══ FRAGMENTO PROPORCIONADO ══
Y añadiría que la guerra comercial de Trump no es la única fuente de incertidumbre destructiva. El presidente fomenta el capitalismo de amiguetes en general, amenazando constantemente con castigar a las empresas que considera enemigos políticos y recompensando a las que le hacen favores políticos o personales. Por tanto, incluso las empresas a las que no les afectan mucho sus decisiones comerciales tienen que preguntarse si van a recibir regalos de Navidad o un trozo de carbón, lo que les disuade de realizar inversiones que podrían quedar devaluadas por un tuit presidencial.
═══
══ DATOS PROPORCIONADOS ══
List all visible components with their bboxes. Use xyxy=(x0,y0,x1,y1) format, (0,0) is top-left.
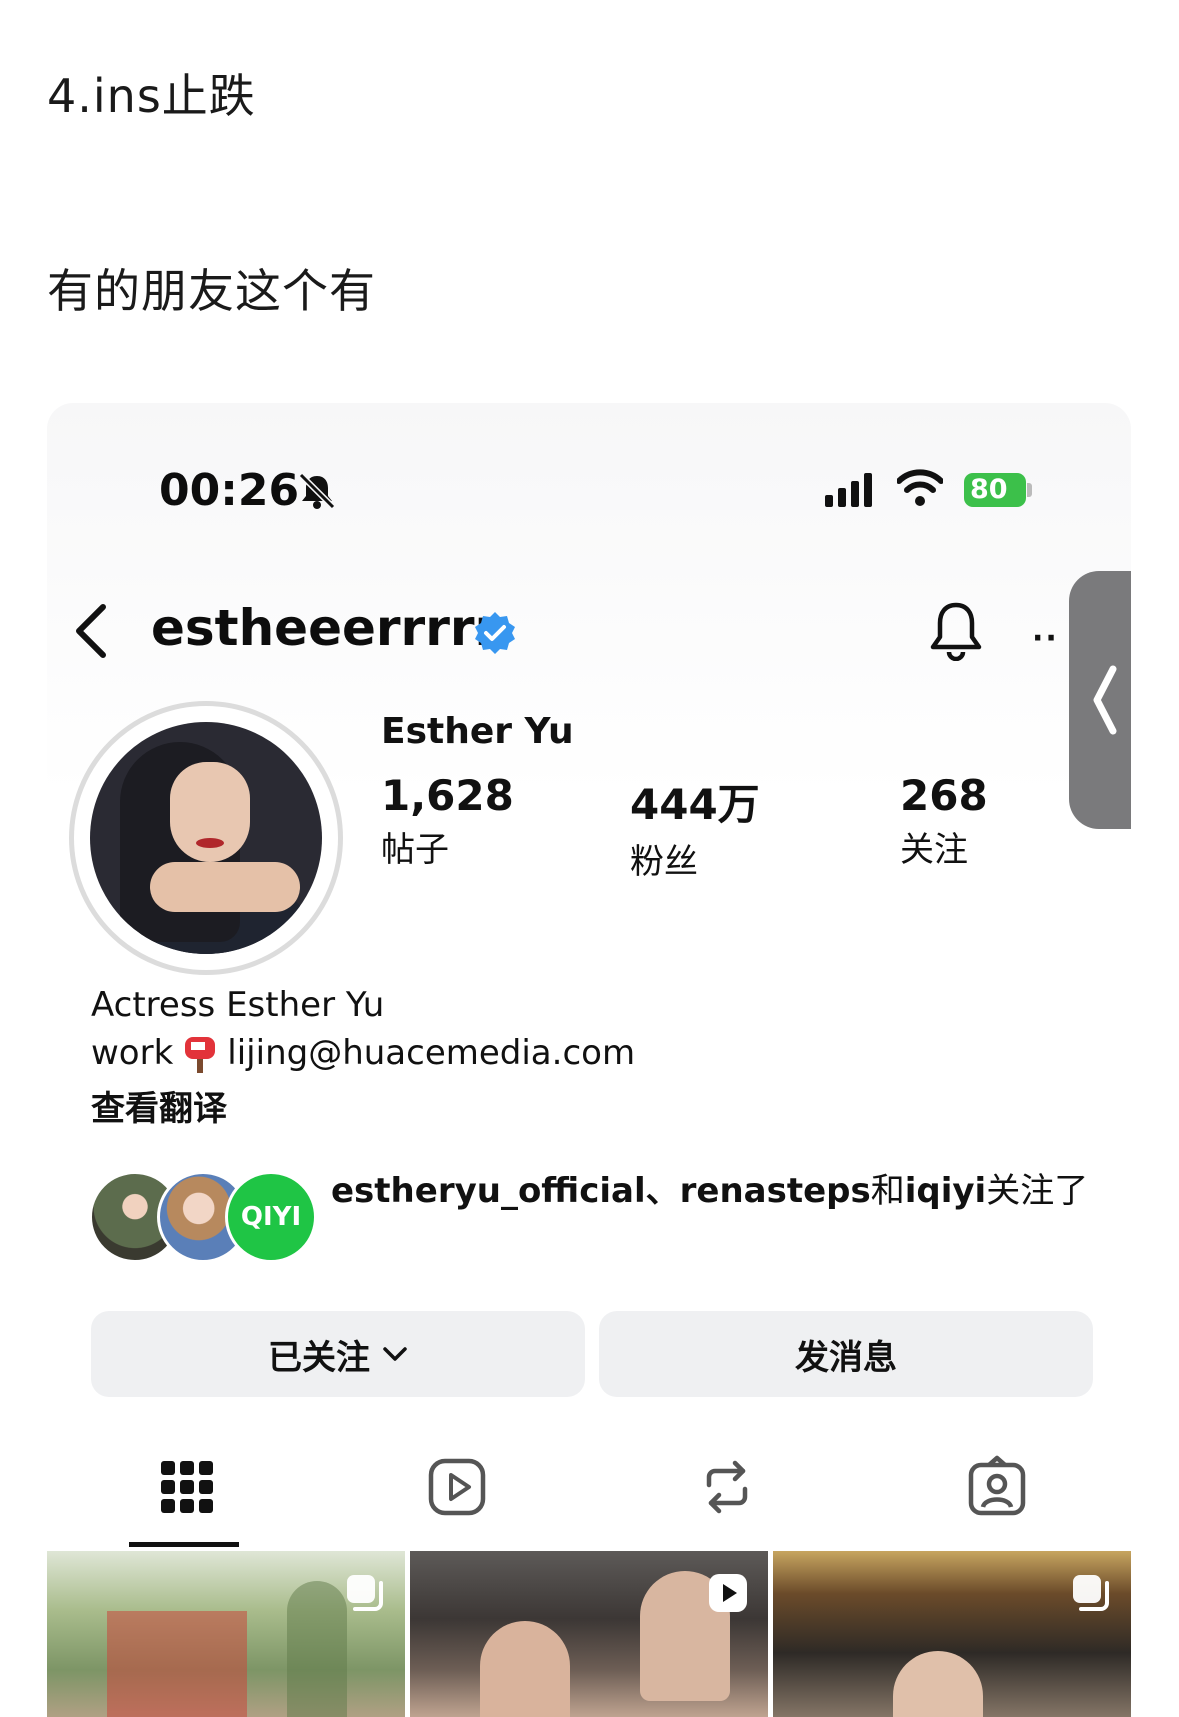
avatar-photo xyxy=(90,722,322,954)
mailbox-icon xyxy=(185,1037,216,1073)
display-name: Esther Yu xyxy=(381,711,574,752)
status-time: 00:26 xyxy=(159,465,300,516)
instagram-profile-screenshot: 00:26 80 estheeerrrrr ·· Esther Yu 1,628… xyxy=(47,403,1131,1717)
tagged-icon[interactable] xyxy=(965,1455,1029,1519)
grid-icon[interactable] xyxy=(155,1455,219,1519)
active-tab-indicator xyxy=(129,1542,239,1547)
battery-tip xyxy=(1027,483,1032,497)
stat-following[interactable]: 268 关注 xyxy=(900,771,988,871)
side-panel-handle[interactable] xyxy=(1069,571,1131,829)
bio-line-1: Actress Esther Yu xyxy=(91,985,385,1025)
post-heading-2: 有的朋友这个有 xyxy=(47,264,376,318)
stat-posts[interactable]: 1,628 帖子 xyxy=(381,771,514,871)
chevron-down-icon xyxy=(383,1347,407,1361)
bio-line-2: work lijing@huacemedia.com xyxy=(91,1033,635,1073)
mutual-followers-avatars[interactable]: QIYI xyxy=(89,1171,317,1263)
reels-icon[interactable] xyxy=(425,1455,489,1519)
stat-following-value: 268 xyxy=(900,771,988,820)
message-button[interactable]: 发消息 xyxy=(599,1311,1093,1397)
chevron-left-icon xyxy=(1093,665,1117,735)
more-dots-icon[interactable]: ·· xyxy=(1032,621,1059,656)
back-chevron-icon[interactable] xyxy=(67,601,117,661)
mutual-last-name: iqiyi xyxy=(904,1171,987,1211)
bell-slash-icon xyxy=(298,472,336,510)
mutual-avatar-iqiyi: QIYI xyxy=(225,1171,317,1263)
bio-email-link[interactable]: lijing@huacemedia.com xyxy=(227,1033,635,1073)
stat-following-label: 关注 xyxy=(900,830,968,870)
following-button[interactable]: 已关注 xyxy=(91,1311,585,1397)
profile-username: estheeerrrrr xyxy=(151,599,500,657)
reposts-icon[interactable] xyxy=(695,1455,759,1519)
notification-bell-icon[interactable] xyxy=(927,599,985,661)
post-thumbnail-3[interactable] xyxy=(773,1551,1131,1717)
cellular-signal-icon xyxy=(825,473,872,507)
verified-badge-icon xyxy=(475,612,515,654)
mutual-names: estheryu_official、renasteps xyxy=(331,1171,871,1211)
stat-followers-label: 粉丝 xyxy=(630,842,698,882)
mutual-followers-text[interactable]: estheryu_official、renasteps和iqiyi关注了 xyxy=(331,1167,1091,1215)
carousel-icon xyxy=(347,1575,383,1611)
mutual-suffix: 关注了 xyxy=(986,1171,1089,1211)
carousel-icon xyxy=(1073,1575,1109,1611)
stat-followers[interactable]: 444万 粉丝 xyxy=(630,771,760,883)
mutual-connector: 和 xyxy=(870,1171,905,1211)
stat-posts-value: 1,628 xyxy=(381,771,514,820)
see-translation-link[interactable]: 查看翻译 xyxy=(91,1081,227,1130)
battery-level: 80 xyxy=(964,473,1026,507)
stat-posts-label: 帖子 xyxy=(381,830,449,870)
post-heading-1: 4.ins止跌 xyxy=(47,69,256,123)
stat-followers-value: 444万 xyxy=(630,780,760,829)
post-thumbnail-2[interactable] xyxy=(410,1551,768,1717)
profile-avatar[interactable] xyxy=(69,701,343,975)
message-button-label: 发消息 xyxy=(795,1337,897,1378)
post-thumbnail-1[interactable] xyxy=(47,1551,405,1717)
bio-work-label: work xyxy=(91,1033,174,1073)
reel-play-icon xyxy=(709,1574,747,1612)
following-button-label: 已关注 xyxy=(268,1337,370,1378)
wifi-icon xyxy=(897,469,943,506)
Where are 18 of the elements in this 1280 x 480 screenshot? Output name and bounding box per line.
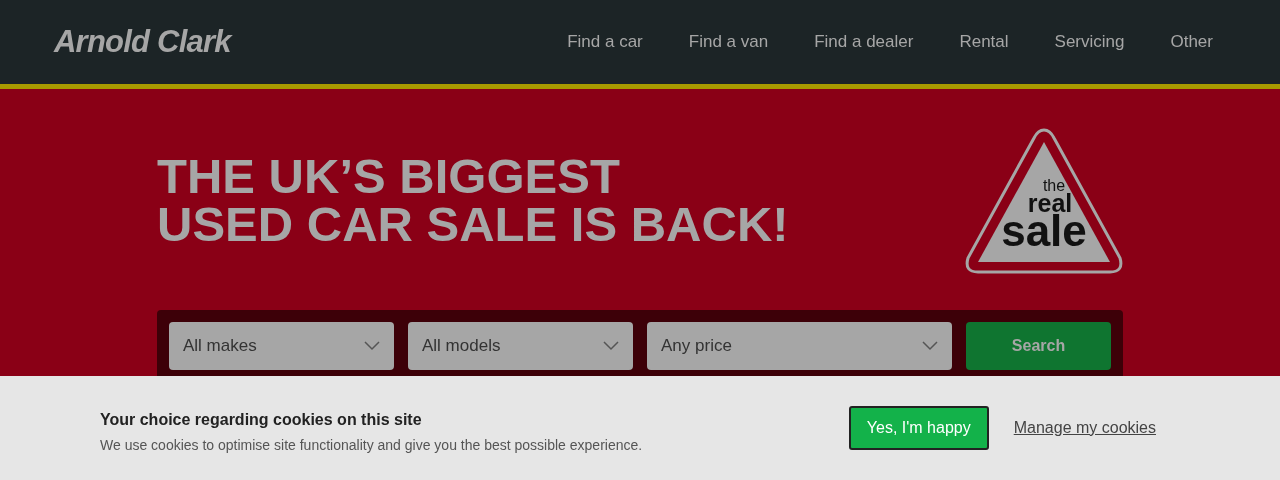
cookie-title: Your choice regarding cookies on this site (100, 410, 423, 430)
chevron-down-icon (603, 341, 619, 351)
nav-link[interactable]: Find a car (567, 29, 643, 55)
dropdown[interactable]: All makes (169, 322, 394, 370)
cookie-text: We use cookies to optimise site functionality and give you the best possible experience. (100, 436, 643, 455)
chevron-down-icon (364, 341, 380, 351)
nav-link[interactable]: Other (1170, 29, 1213, 55)
manage-cookies-link[interactable]: Manage my cookies (1013, 416, 1156, 440)
nav-link[interactable]: Servicing (1054, 29, 1125, 55)
chevron-down-icon (922, 341, 938, 351)
nav-link[interactable]: Find a dealer (814, 29, 914, 55)
dropdown[interactable]: All models (408, 322, 633, 370)
sale-badge-icon: the real sale (964, 126, 1124, 276)
nav-link[interactable]: Find a van (688, 29, 769, 55)
dropdown[interactable]: Any price (647, 322, 952, 370)
headline: THE UK’S BIGGEST USED CAR SALE IS BACK! (157, 152, 789, 248)
nav-link[interactable]: Rental (959, 29, 1009, 55)
logo[interactable]: Arnold Clark (54, 18, 231, 66)
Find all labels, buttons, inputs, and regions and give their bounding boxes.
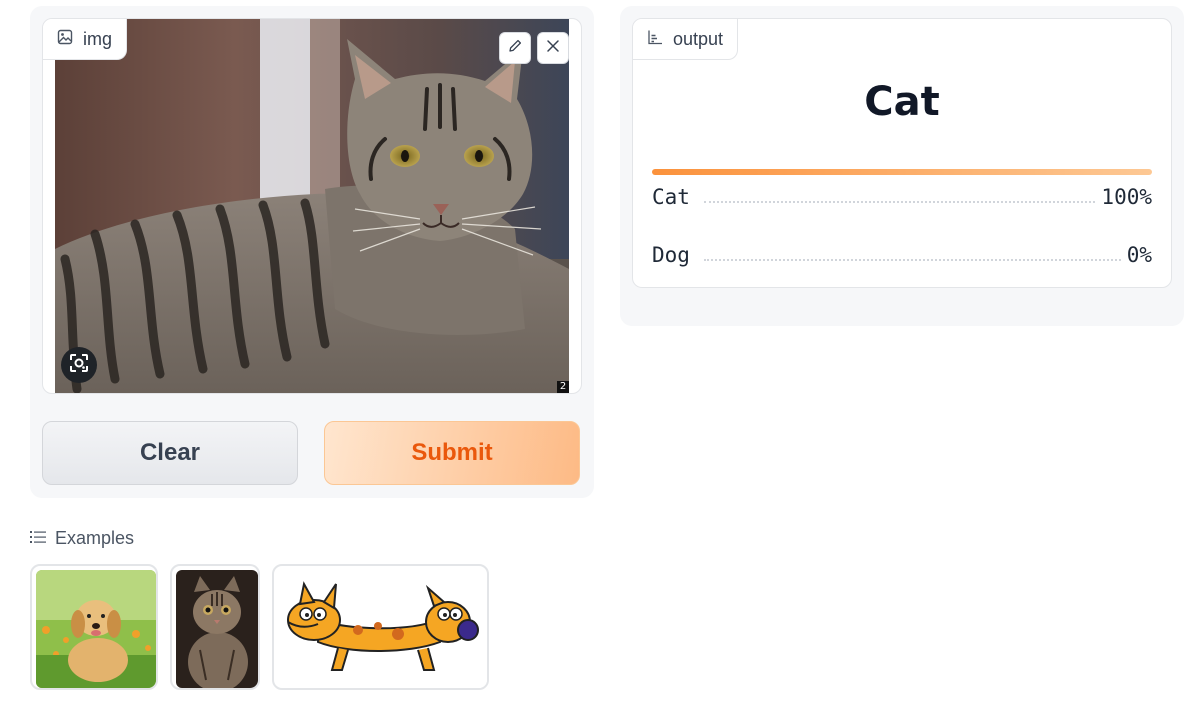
bar-chart-icon <box>647 29 663 50</box>
example-item-puppy[interactable] <box>30 564 158 690</box>
confidence-label: Cat <box>652 185 690 209</box>
confidence-bar <box>652 169 1152 175</box>
example-item-catdog[interactable] <box>272 564 489 690</box>
submit-button[interactable]: Submit <box>324 421 580 485</box>
output-label: output <box>673 28 724 49</box>
clear-image-button[interactable] <box>537 32 569 64</box>
clear-button[interactable]: Clear <box>42 421 298 485</box>
examples-header: Examples <box>30 526 134 550</box>
image-input[interactable]: img 2 <box>42 18 582 394</box>
examples-label: Examples <box>55 527 135 548</box>
input-panel: img 2 Clear Submit <box>30 6 594 498</box>
edit-button[interactable] <box>499 32 531 64</box>
image-input-label: img <box>83 28 113 49</box>
confidence-dots <box>703 201 1096 203</box>
confidence-dots <box>703 259 1121 261</box>
label-output: output Cat Cat 100% Dog 0% <box>632 18 1172 288</box>
uploaded-cat-photo <box>55 19 569 393</box>
image-icon <box>57 29 73 50</box>
confidence-row-cat[interactable]: Cat 100% <box>652 182 1152 212</box>
confidence-value: 100% <box>1101 185 1152 209</box>
predicted-label: Cat <box>864 79 940 125</box>
example-item-cat[interactable] <box>170 564 260 690</box>
catdog-cartoon-thumbnail-icon <box>278 570 487 688</box>
cat-thumbnail-icon <box>176 570 258 688</box>
visual-search-button[interactable] <box>61 347 97 383</box>
confidence-label: Dog <box>652 243 690 267</box>
pencil-icon <box>507 38 523 59</box>
close-icon <box>546 39 560 58</box>
confidence-row-dog[interactable]: Dog 0% <box>652 240 1152 270</box>
image-counter-badge: 2 <box>557 381 569 393</box>
lens-icon <box>68 352 90 379</box>
list-icon <box>30 528 46 549</box>
output-label-tag: output <box>633 19 739 60</box>
image-input-label-tag: img <box>43 19 128 60</box>
output-panel: output Cat Cat 100% Dog 0% <box>620 6 1184 326</box>
puppy-thumbnail-icon <box>36 570 156 688</box>
confidence-value: 0% <box>1126 243 1152 267</box>
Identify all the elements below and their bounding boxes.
═══
** DESAFÍOS **
a: Resume en dos oraciones el fragmento sobre la incertidumbre que genera Trump.
b: Escribe lo que sigue al fragmento sobre la incertidumbre que genera Trump, empezando después de su última oración.

** RESPUESTAS DEL EJERCICIO **
a: La guerra comercial de Trump no es la única fuente de incertidumbre destructiva, pues el presidente fomenta el capitalismo de amiguetes amenazando a las empresas que considera enemigos políticos y recompensando a las que le hacen favores. Por eso, incluso las empresas poco afectadas por sus decisiones comerciales se preguntan si recibirán regalos o un trozo de carbón, y evitan inversiones que un tuit presidencial podría devaluar.

b:
Por último, los aranceles de Trump a China en muchos casos no han beneficiado a los productores estadounidenses y solo han servido para cambiar la fuente de las importaciones, que ahora proceden de países como Vietnam. ¿Podría el presidente haber tenido más éxito a la hora de impulsar el sector de la fabricación? Las cosas podrían tener un aspecto muy distinto si hubiese llevado a cabo sus promesas de campaña de realizar grandes inversiones en infraestructuras, que habrían generado muchas ventas para la industria manufacturera estadounidense. Sin embargo, Trump dirige una economía que, a pesar del bajo desempleo, no parece muy boyante a la mayoría de los estadounidenses.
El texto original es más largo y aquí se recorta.